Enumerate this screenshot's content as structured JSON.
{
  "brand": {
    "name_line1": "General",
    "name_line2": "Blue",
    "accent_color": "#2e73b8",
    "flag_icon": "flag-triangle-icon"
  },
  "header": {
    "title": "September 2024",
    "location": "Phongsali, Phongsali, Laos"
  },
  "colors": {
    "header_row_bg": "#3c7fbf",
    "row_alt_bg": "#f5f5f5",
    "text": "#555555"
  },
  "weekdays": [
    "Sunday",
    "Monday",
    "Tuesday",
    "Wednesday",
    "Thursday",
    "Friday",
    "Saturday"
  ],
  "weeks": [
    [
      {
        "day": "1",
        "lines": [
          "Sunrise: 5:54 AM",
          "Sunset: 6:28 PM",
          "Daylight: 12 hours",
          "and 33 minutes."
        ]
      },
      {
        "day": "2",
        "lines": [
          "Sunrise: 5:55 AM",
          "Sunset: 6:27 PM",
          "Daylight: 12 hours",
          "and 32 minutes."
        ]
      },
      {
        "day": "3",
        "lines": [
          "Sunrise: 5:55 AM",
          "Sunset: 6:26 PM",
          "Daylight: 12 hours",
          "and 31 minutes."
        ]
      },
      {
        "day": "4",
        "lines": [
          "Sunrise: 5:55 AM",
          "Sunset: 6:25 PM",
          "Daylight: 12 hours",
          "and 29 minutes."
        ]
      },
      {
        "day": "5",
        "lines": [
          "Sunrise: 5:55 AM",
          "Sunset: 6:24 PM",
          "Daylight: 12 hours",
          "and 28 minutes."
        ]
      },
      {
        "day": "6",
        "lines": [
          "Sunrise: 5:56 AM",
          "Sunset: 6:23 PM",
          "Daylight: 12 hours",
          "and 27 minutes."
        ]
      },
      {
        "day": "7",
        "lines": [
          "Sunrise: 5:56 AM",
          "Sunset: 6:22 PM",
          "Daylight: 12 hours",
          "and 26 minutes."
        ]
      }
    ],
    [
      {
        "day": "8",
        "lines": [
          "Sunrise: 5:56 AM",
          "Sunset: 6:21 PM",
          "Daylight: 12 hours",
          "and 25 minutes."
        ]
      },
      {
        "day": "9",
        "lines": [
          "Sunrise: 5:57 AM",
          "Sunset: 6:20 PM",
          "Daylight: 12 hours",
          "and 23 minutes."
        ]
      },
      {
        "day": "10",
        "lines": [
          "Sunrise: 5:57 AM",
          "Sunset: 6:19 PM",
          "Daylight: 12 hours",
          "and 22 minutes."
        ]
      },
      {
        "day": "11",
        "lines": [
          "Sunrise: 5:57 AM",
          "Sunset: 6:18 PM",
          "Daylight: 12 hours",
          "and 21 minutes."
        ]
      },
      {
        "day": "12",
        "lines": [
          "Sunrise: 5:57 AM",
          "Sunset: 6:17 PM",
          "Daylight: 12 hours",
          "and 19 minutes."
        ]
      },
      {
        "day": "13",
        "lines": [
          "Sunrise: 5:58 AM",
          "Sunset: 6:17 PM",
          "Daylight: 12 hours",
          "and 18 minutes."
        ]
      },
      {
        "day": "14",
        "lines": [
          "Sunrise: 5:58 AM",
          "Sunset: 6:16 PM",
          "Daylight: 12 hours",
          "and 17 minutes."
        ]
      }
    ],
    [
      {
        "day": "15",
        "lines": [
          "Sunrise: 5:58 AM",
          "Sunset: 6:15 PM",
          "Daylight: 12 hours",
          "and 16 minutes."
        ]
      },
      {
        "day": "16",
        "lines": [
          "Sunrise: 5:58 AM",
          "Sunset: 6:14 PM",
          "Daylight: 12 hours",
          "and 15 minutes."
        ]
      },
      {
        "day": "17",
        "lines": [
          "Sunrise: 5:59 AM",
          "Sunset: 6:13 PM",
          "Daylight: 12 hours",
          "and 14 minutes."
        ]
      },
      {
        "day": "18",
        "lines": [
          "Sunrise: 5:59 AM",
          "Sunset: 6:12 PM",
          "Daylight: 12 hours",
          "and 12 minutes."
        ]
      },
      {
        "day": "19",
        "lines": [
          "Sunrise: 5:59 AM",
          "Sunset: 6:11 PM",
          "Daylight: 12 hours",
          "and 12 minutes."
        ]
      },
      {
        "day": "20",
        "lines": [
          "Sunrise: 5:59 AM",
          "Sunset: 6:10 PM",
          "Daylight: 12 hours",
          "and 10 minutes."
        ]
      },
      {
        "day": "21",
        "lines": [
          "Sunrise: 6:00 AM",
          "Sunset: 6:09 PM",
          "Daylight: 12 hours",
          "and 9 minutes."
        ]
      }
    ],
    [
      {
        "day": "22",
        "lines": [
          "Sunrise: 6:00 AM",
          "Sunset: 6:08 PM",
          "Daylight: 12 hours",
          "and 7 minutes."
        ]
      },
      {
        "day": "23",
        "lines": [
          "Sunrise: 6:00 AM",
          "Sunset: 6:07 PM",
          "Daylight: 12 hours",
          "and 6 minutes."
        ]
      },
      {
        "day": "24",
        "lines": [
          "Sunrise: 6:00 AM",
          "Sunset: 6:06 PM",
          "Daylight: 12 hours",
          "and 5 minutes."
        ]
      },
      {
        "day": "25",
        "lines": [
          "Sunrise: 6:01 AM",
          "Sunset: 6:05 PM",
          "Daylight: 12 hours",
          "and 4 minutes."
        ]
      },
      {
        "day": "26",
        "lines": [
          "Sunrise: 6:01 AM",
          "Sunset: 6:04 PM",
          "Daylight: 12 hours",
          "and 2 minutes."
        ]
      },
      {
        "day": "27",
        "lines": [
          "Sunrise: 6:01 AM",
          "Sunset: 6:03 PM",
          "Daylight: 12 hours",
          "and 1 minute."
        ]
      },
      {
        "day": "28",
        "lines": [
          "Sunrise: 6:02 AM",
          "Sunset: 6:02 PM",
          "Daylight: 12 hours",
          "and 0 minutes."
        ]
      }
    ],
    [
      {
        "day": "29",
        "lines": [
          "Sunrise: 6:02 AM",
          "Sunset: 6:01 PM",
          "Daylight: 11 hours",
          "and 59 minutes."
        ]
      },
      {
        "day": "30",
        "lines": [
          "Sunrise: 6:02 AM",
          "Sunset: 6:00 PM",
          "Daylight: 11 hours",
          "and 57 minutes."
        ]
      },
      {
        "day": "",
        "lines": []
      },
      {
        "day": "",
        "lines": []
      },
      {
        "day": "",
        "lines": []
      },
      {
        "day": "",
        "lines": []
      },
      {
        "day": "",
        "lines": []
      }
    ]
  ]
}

────────────────────

WHAT THE EXERCISE ASKS: Take the entries above and transcribe them in full.

TASK ANSWER:
Enumerate this screenshot's content as structured JSON.
{
  "brand": {
    "name_line1": "General",
    "name_line2": "Blue",
    "accent_color": "#2e73b8",
    "flag_icon": "flag-triangle-icon"
  },
  "header": {
    "title": "September 2024",
    "location": "Phongsali, Phongsali, Laos"
  },
  "colors": {
    "header_row_bg": "#3c7fbf",
    "row_alt_bg": "#f5f5f5",
    "text": "#555555"
  },
  "weekdays": [
    "Sunday",
    "Monday",
    "Tuesday",
    "Wednesday",
    "Thursday",
    "Friday",
    "Saturday"
  ],
  "weeks": [
    [
      {
        "day": "1",
        "lines": [
          "Sunrise: 5:54 AM",
          "Sunset: 6:28 PM",
          "Daylight: 12 hours",
          "and 33 minutes."
        ]
      },
      {
        "day": "2",
        "lines": [
          "Sunrise: 5:55 AM",
          "Sunset: 6:27 PM",
          "Daylight: 12 hours",
          "and 32 minutes."
        ]
      },
      {
        "day": "3",
        "lines": [
          "Sunrise: 5:55 AM",
          "Sunset: 6:26 PM",
          "Daylight: 12 hours",
          "and 31 minutes."
        ]
      },
      {
        "day": "4",
        "lines": [
          "Sunrise: 5:55 AM",
          "Sunset: 6:25 PM",
          "Daylight: 12 hours",
          "and 29 minutes."
        ]
      },
      {
        "day": "5",
        "lines": [
          "Sunrise: 5:55 AM",
          "Sunset: 6:24 PM",
          "Daylight: 12 hours",
          "and 28 minutes."
        ]
      },
      {
        "day": "6",
        "lines": [
          "Sunrise: 5:56 AM",
          "Sunset: 6:23 PM",
          "Daylight: 12 hours",
          "and 27 minutes."
        ]
      },
      {
        "day": "7",
        "lines": [
          "Sunrise: 5:56 AM",
          "Sunset: 6:22 PM",
          "Daylight: 12 hours",
          "and 26 minutes."
        ]
      }
    ],
    [
      {
        "day": "8",
        "lines": [
          "Sunrise: 5:56 AM",
          "Sunset: 6:21 PM",
          "Daylight: 12 hours",
          "and 25 minutes."
        ]
      },
      {
        "day": "9",
        "lines": [
          "Sunrise: 5:57 AM",
          "Sunset: 6:20 PM",
          "Daylight: 12 hours",
          "and 23 minutes."
        ]
      },
      {
        "day": "10",
        "lines": [
          "Sunrise: 5:57 AM",
          "Sunset: 6:19 PM",
          "Daylight: 12 hours",
          "and 22 minutes."
        ]
      },
      {
        "day": "11",
        "lines": [
          "Sunrise: 5:57 AM",
          "Sunset: 6:18 PM",
          "Daylight: 12 hours",
          "and 21 minutes."
        ]
      },
      {
        "day": "12",
        "lines": [
          "Sunrise: 5:57 AM",
          "Sunset: 6:17 PM",
          "Daylight: 12 hours",
          "and 19 minutes."
        ]
      },
      {
        "day": "13",
        "lines": [
          "Sunrise: 5:58 AM",
          "Sunset: 6:17 PM",
          "Daylight: 12 hours",
          "and 18 minutes."
        ]
      },
      {
        "day": "14",
        "lines": [
          "Sunrise: 5:58 AM",
          "Sunset: 6:16 PM",
          "Daylight: 12 hours",
          "and 17 minutes."
        ]
      }
    ],
    [
      {
        "day": "15",
        "lines": [
          "Sunrise: 5:58 AM",
          "Sunset: 6:15 PM",
          "Daylight: 12 hours",
          "and 16 minutes."
        ]
      },
      {
        "day": "16",
        "lines": [
          "Sunrise: 5:58 AM",
          "Sunset: 6:14 PM",
          "Daylight: 12 hours",
          "and 15 minutes."
        ]
      },
      {
        "day": "17",
        "lines": [
          "Sunrise: 5:59 AM",
          "Sunset: 6:13 PM",
          "Daylight: 12 hours",
          "and 14 minutes."
        ]
      },
      {
        "day": "18",
        "lines": [
          "Sunrise: 5:59 AM",
          "Sunset: 6:12 PM",
          "Daylight: 12 hours",
          "and 12 minutes."
        ]
      },
      {
        "day": "19",
        "lines": [
          "Sunrise: 5:59 AM",
          "Sunset: 6:11 PM",
          "Daylight: 12 hours",
          "and 12 minutes."
        ]
      },
      {
        "day": "20",
        "lines": [
          "Sunrise: 5:59 AM",
          "Sunset: 6:10 PM",
          "Daylight: 12 hours",
          "and 10 minutes."
        ]
      },
      {
        "day": "21",
        "lines": [
          "Sunrise: 6:00 AM",
          "Sunset: 6:09 PM",
          "Daylight: 12 hours",
          "and 9 minutes."
        ]
      }
    ],
    [
      {
        "day": "22",
        "lines": [
          "Sunrise: 6:00 AM",
          "Sunset: 6:08 PM",
          "Daylight: 12 hours",
          "and 7 minutes."
        ]
      },
      {
        "day": "23",
        "lines": [
          "Sunrise: 6:00 AM",
          "Sunset: 6:07 PM",
          "Daylight: 12 hours",
          "and 6 minutes."
        ]
      },
      {
        "day": "24",
        "lines": [
          "Sunrise: 6:00 AM",
          "Sunset: 6:06 PM",
          "Daylight: 12 hours",
          "and 5 minutes."
        ]
      },
      {
        "day": "25",
        "lines": [
          "Sunrise: 6:01 AM",
          "Sunset: 6:05 PM",
          "Daylight: 12 hours",
          "and 4 minutes."
        ]
      },
      {
        "day": "26",
        "lines": [
          "Sunrise: 6:01 AM",
          "Sunset: 6:04 PM",
          "Daylight: 12 hours",
          "and 2 minutes."
        ]
      },
      {
        "day": "27",
        "lines": [
          "Sunrise: 6:01 AM",
          "Sunset: 6:03 PM",
          "Daylight: 12 hours",
          "and 1 minute."
        ]
      },
      {
        "day": "28",
        "lines": [
          "Sunrise: 6:02 AM",
          "Sunset: 6:02 PM",
          "Daylight: 12 hours",
          "and 0 minutes."
        ]
      }
    ],
    [
      {
        "day": "29",
        "lines": [
          "Sunrise: 6:02 AM",
          "Sunset: 6:01 PM",
          "Daylight: 11 hours",
          "and 59 minutes."
        ]
      },
      {
        "day": "30",
        "lines": [
          "Sunrise: 6:02 AM",
          "Sunset: 6:00 PM",
          "Daylight: 11 hours",
          "and 57 minutes."
        ]
      },
      {
        "day": "",
        "lines": []
      },
      {
        "day": "",
        "lines": []
      },
      {
        "day": "",
        "lines": []
      },
      {
        "day": "",
        "lines": []
      },
      {
        "day": "",
        "lines": []
      }
    ]
  ]
}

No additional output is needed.